- **Exercise prompt**: Without the images, write out all of the following entries exactly.

___ Exercise data

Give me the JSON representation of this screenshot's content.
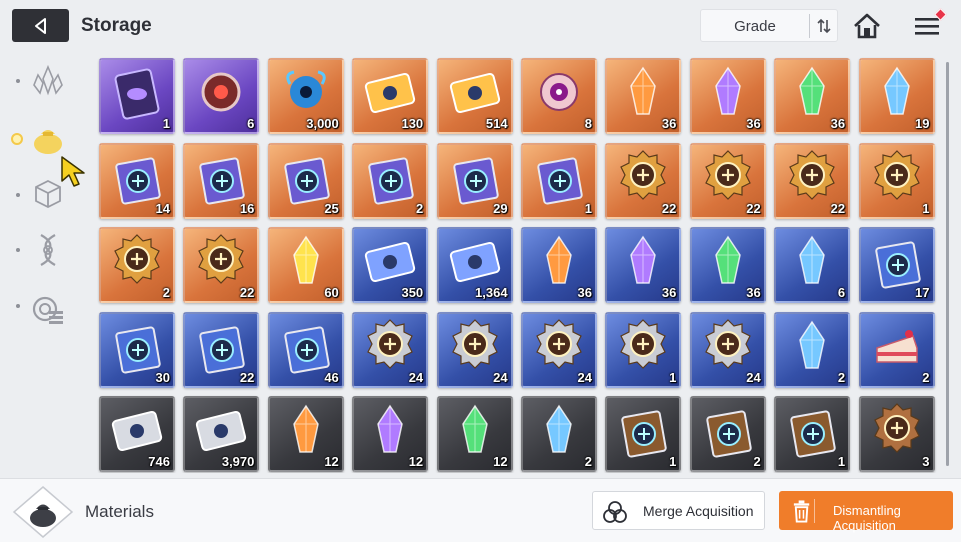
{
  "header": {
    "back_icon": "back-arrow-icon",
    "title": "Storage",
    "sort_label": "Grade",
    "sort_toggle_icon": "sort-order-icon",
    "home_icon": "home-icon",
    "menu_icon": "hamburger-menu-icon"
  },
  "sidebar": {
    "tabs": [
      {
        "icon": "crystal-cluster-icon",
        "active": false
      },
      {
        "icon": "material-bag-icon",
        "active": true
      },
      {
        "icon": "cube-icon",
        "active": false
      },
      {
        "icon": "dna-helix-icon",
        "active": false
      },
      {
        "icon": "gear-module-icon",
        "active": false
      }
    ]
  },
  "items": [
    {
      "icon": "card-pack-icon",
      "rarity": "purple",
      "qty": "1"
    },
    {
      "icon": "red-core-icon",
      "rarity": "purple",
      "qty": "6"
    },
    {
      "icon": "blue-flame-orb-icon",
      "rarity": "orange",
      "qty": "3,000"
    },
    {
      "icon": "gold-ticket-icon",
      "rarity": "orange",
      "qty": "130"
    },
    {
      "icon": "compass-ticket-icon",
      "rarity": "orange",
      "qty": "514"
    },
    {
      "icon": "purple-eye-orb-icon",
      "rarity": "orange",
      "qty": "8"
    },
    {
      "icon": "orange-crystal-icon",
      "rarity": "orange",
      "qty": "36"
    },
    {
      "icon": "purple-crystal-icon",
      "rarity": "orange",
      "qty": "36"
    },
    {
      "icon": "green-crystal-icon",
      "rarity": "orange",
      "qty": "36"
    },
    {
      "icon": "blue-crystal-icon",
      "rarity": "orange",
      "qty": "19"
    },
    {
      "icon": "sword-book-icon",
      "rarity": "orange",
      "qty": "14"
    },
    {
      "icon": "shield-book-icon",
      "rarity": "orange",
      "qty": "16"
    },
    {
      "icon": "eye-book-icon",
      "rarity": "orange",
      "qty": "25"
    },
    {
      "icon": "wing-book-icon",
      "rarity": "orange",
      "qty": "2"
    },
    {
      "icon": "bolt-book-icon",
      "rarity": "orange",
      "qty": "29"
    },
    {
      "icon": "target-book-icon",
      "rarity": "orange",
      "qty": "1"
    },
    {
      "icon": "sword-medal-icon",
      "rarity": "orange",
      "qty": "22"
    },
    {
      "icon": "shield-medal-icon",
      "rarity": "orange",
      "qty": "22"
    },
    {
      "icon": "eye-medal-icon",
      "rarity": "orange",
      "qty": "22"
    },
    {
      "icon": "wing-medal-icon",
      "rarity": "orange",
      "qty": "1"
    },
    {
      "icon": "compass-medal-icon",
      "rarity": "orange",
      "qty": "2"
    },
    {
      "icon": "target-medal-icon",
      "rarity": "orange",
      "qty": "22"
    },
    {
      "icon": "yellow-shards-icon",
      "rarity": "orange",
      "qty": "60"
    },
    {
      "icon": "blue-ticket-icon",
      "rarity": "blue",
      "qty": "350"
    },
    {
      "icon": "blue-compass-ticket-icon",
      "rarity": "blue",
      "qty": "1,364"
    },
    {
      "icon": "orange-crystal-small-icon",
      "rarity": "blue",
      "qty": "36"
    },
    {
      "icon": "purple-crystal-small-icon",
      "rarity": "blue",
      "qty": "36"
    },
    {
      "icon": "green-crystal-small-icon",
      "rarity": "blue",
      "qty": "36"
    },
    {
      "icon": "blue-crystal-small-icon",
      "rarity": "blue",
      "qty": "6"
    },
    {
      "icon": "eye-book-blue-icon",
      "rarity": "blue",
      "qty": "17"
    },
    {
      "icon": "wing-book-blue-icon",
      "rarity": "blue",
      "qty": "30"
    },
    {
      "icon": "bolt-book-blue-icon",
      "rarity": "blue",
      "qty": "22"
    },
    {
      "icon": "target-book-blue-icon",
      "rarity": "blue",
      "qty": "46"
    },
    {
      "icon": "sword-medal-silver-icon",
      "rarity": "blue",
      "qty": "24"
    },
    {
      "icon": "shield-medal-silver-icon",
      "rarity": "blue",
      "qty": "24"
    },
    {
      "icon": "eye-medal-silver-icon",
      "rarity": "blue",
      "qty": "24"
    },
    {
      "icon": "compass-medal-silver-icon",
      "rarity": "blue",
      "qty": "1"
    },
    {
      "icon": "target-medal-silver-icon",
      "rarity": "blue",
      "qty": "24"
    },
    {
      "icon": "ice-crystal-icon",
      "rarity": "blue",
      "qty": "2"
    },
    {
      "icon": "cake-slice-icon",
      "rarity": "blue",
      "qty": "2"
    },
    {
      "icon": "silver-ticket-icon",
      "rarity": "dark",
      "qty": "746"
    },
    {
      "icon": "silver-compass-ticket-icon",
      "rarity": "dark",
      "qty": "3,970"
    },
    {
      "icon": "orange-shard-icon",
      "rarity": "dark",
      "qty": "12"
    },
    {
      "icon": "purple-shard-icon",
      "rarity": "dark",
      "qty": "12"
    },
    {
      "icon": "green-shard-icon",
      "rarity": "dark",
      "qty": "12"
    },
    {
      "icon": "blue-shard-icon",
      "rarity": "dark",
      "qty": "2"
    },
    {
      "icon": "eye-book-brown-icon",
      "rarity": "dark",
      "qty": "1"
    },
    {
      "icon": "bolt-book-brown-icon",
      "rarity": "dark",
      "qty": "2"
    },
    {
      "icon": "target-book-brown-icon",
      "rarity": "dark",
      "qty": "1"
    },
    {
      "icon": "sword-medal-bronze-icon",
      "rarity": "dark",
      "qty": "3"
    }
  ],
  "footer": {
    "category_icon": "material-bag-icon",
    "category_title": "Materials",
    "merge_label": "Merge Acquisition",
    "merge_icon": "merge-circles-icon",
    "dismantle_label": "Dismantling Acquisition",
    "dismantle_icon": "trash-icon"
  },
  "colors": {
    "accent_orange": "#f07d2a",
    "rarity_orange": "#d9743c",
    "rarity_purple": "#6b47c2",
    "rarity_blue": "#3450a8",
    "rarity_dark": "#38393e",
    "notification_red": "#e8344a"
  }
}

______

- **Output of the task**:
Give me the JSON representation of this screenshot's content.
{
  "header": {
    "back_icon": "back-arrow-icon",
    "title": "Storage",
    "sort_label": "Grade",
    "sort_toggle_icon": "sort-order-icon",
    "home_icon": "home-icon",
    "menu_icon": "hamburger-menu-icon"
  },
  "sidebar": {
    "tabs": [
      {
        "icon": "crystal-cluster-icon",
        "active": false
      },
      {
        "icon": "material-bag-icon",
        "active": true
      },
      {
        "icon": "cube-icon",
        "active": false
      },
      {
        "icon": "dna-helix-icon",
        "active": false
      },
      {
        "icon": "gear-module-icon",
        "active": false
      }
    ]
  },
  "items": [
    {
      "icon": "card-pack-icon",
      "rarity": "purple",
      "qty": "1"
    },
    {
      "icon": "red-core-icon",
      "rarity": "purple",
      "qty": "6"
    },
    {
      "icon": "blue-flame-orb-icon",
      "rarity": "orange",
      "qty": "3,000"
    },
    {
      "icon": "gold-ticket-icon",
      "rarity": "orange",
      "qty": "130"
    },
    {
      "icon": "compass-ticket-icon",
      "rarity": "orange",
      "qty": "514"
    },
    {
      "icon": "purple-eye-orb-icon",
      "rarity": "orange",
      "qty": "8"
    },
    {
      "icon": "orange-crystal-icon",
      "rarity": "orange",
      "qty": "36"
    },
    {
      "icon": "purple-crystal-icon",
      "rarity": "orange",
      "qty": "36"
    },
    {
      "icon": "green-crystal-icon",
      "rarity": "orange",
      "qty": "36"
    },
    {
      "icon": "blue-crystal-icon",
      "rarity": "orange",
      "qty": "19"
    },
    {
      "icon": "sword-book-icon",
      "rarity": "orange",
      "qty": "14"
    },
    {
      "icon": "shield-book-icon",
      "rarity": "orange",
      "qty": "16"
    },
    {
      "icon": "eye-book-icon",
      "rarity": "orange",
      "qty": "25"
    },
    {
      "icon": "wing-book-icon",
      "rarity": "orange",
      "qty": "2"
    },
    {
      "icon": "bolt-book-icon",
      "rarity": "orange",
      "qty": "29"
    },
    {
      "icon": "target-book-icon",
      "rarity": "orange",
      "qty": "1"
    },
    {
      "icon": "sword-medal-icon",
      "rarity": "orange",
      "qty": "22"
    },
    {
      "icon": "shield-medal-icon",
      "rarity": "orange",
      "qty": "22"
    },
    {
      "icon": "eye-medal-icon",
      "rarity": "orange",
      "qty": "22"
    },
    {
      "icon": "wing-medal-icon",
      "rarity": "orange",
      "qty": "1"
    },
    {
      "icon": "compass-medal-icon",
      "rarity": "orange",
      "qty": "2"
    },
    {
      "icon": "target-medal-icon",
      "rarity": "orange",
      "qty": "22"
    },
    {
      "icon": "yellow-shards-icon",
      "rarity": "orange",
      "qty": "60"
    },
    {
      "icon": "blue-ticket-icon",
      "rarity": "blue",
      "qty": "350"
    },
    {
      "icon": "blue-compass-ticket-icon",
      "rarity": "blue",
      "qty": "1,364"
    },
    {
      "icon": "orange-crystal-small-icon",
      "rarity": "blue",
      "qty": "36"
    },
    {
      "icon": "purple-crystal-small-icon",
      "rarity": "blue",
      "qty": "36"
    },
    {
      "icon": "green-crystal-small-icon",
      "rarity": "blue",
      "qty": "36"
    },
    {
      "icon": "blue-crystal-small-icon",
      "rarity": "blue",
      "qty": "6"
    },
    {
      "icon": "eye-book-blue-icon",
      "rarity": "blue",
      "qty": "17"
    },
    {
      "icon": "wing-book-blue-icon",
      "rarity": "blue",
      "qty": "30"
    },
    {
      "icon": "bolt-book-blue-icon",
      "rarity": "blue",
      "qty": "22"
    },
    {
      "icon": "target-book-blue-icon",
      "rarity": "blue",
      "qty": "46"
    },
    {
      "icon": "sword-medal-silver-icon",
      "rarity": "blue",
      "qty": "24"
    },
    {
      "icon": "shield-medal-silver-icon",
      "rarity": "blue",
      "qty": "24"
    },
    {
      "icon": "eye-medal-silver-icon",
      "rarity": "blue",
      "qty": "24"
    },
    {
      "icon": "compass-medal-silver-icon",
      "rarity": "blue",
      "qty": "1"
    },
    {
      "icon": "target-medal-silver-icon",
      "rarity": "blue",
      "qty": "24"
    },
    {
      "icon": "ice-crystal-icon",
      "rarity": "blue",
      "qty": "2"
    },
    {
      "icon": "cake-slice-icon",
      "rarity": "blue",
      "qty": "2"
    },
    {
      "icon": "silver-ticket-icon",
      "rarity": "dark",
      "qty": "746"
    },
    {
      "icon": "silver-compass-ticket-icon",
      "rarity": "dark",
      "qty": "3,970"
    },
    {
      "icon": "orange-shard-icon",
      "rarity": "dark",
      "qty": "12"
    },
    {
      "icon": "purple-shard-icon",
      "rarity": "dark",
      "qty": "12"
    },
    {
      "icon": "green-shard-icon",
      "rarity": "dark",
      "qty": "12"
    },
    {
      "icon": "blue-shard-icon",
      "rarity": "dark",
      "qty": "2"
    },
    {
      "icon": "eye-book-brown-icon",
      "rarity": "dark",
      "qty": "1"
    },
    {
      "icon": "bolt-book-brown-icon",
      "rarity": "dark",
      "qty": "2"
    },
    {
      "icon": "target-book-brown-icon",
      "rarity": "dark",
      "qty": "1"
    },
    {
      "icon": "sword-medal-bronze-icon",
      "rarity": "dark",
      "qty": "3"
    }
  ],
  "footer": {
    "category_icon": "material-bag-icon",
    "category_title": "Materials",
    "merge_label": "Merge Acquisition",
    "merge_icon": "merge-circles-icon",
    "dismantle_label": "Dismantling Acquisition",
    "dismantle_icon": "trash-icon"
  },
  "colors": {
    "accent_orange": "#f07d2a",
    "rarity_orange": "#d9743c",
    "rarity_purple": "#6b47c2",
    "rarity_blue": "#3450a8",
    "rarity_dark": "#38393e",
    "notification_red": "#e8344a"
  }
}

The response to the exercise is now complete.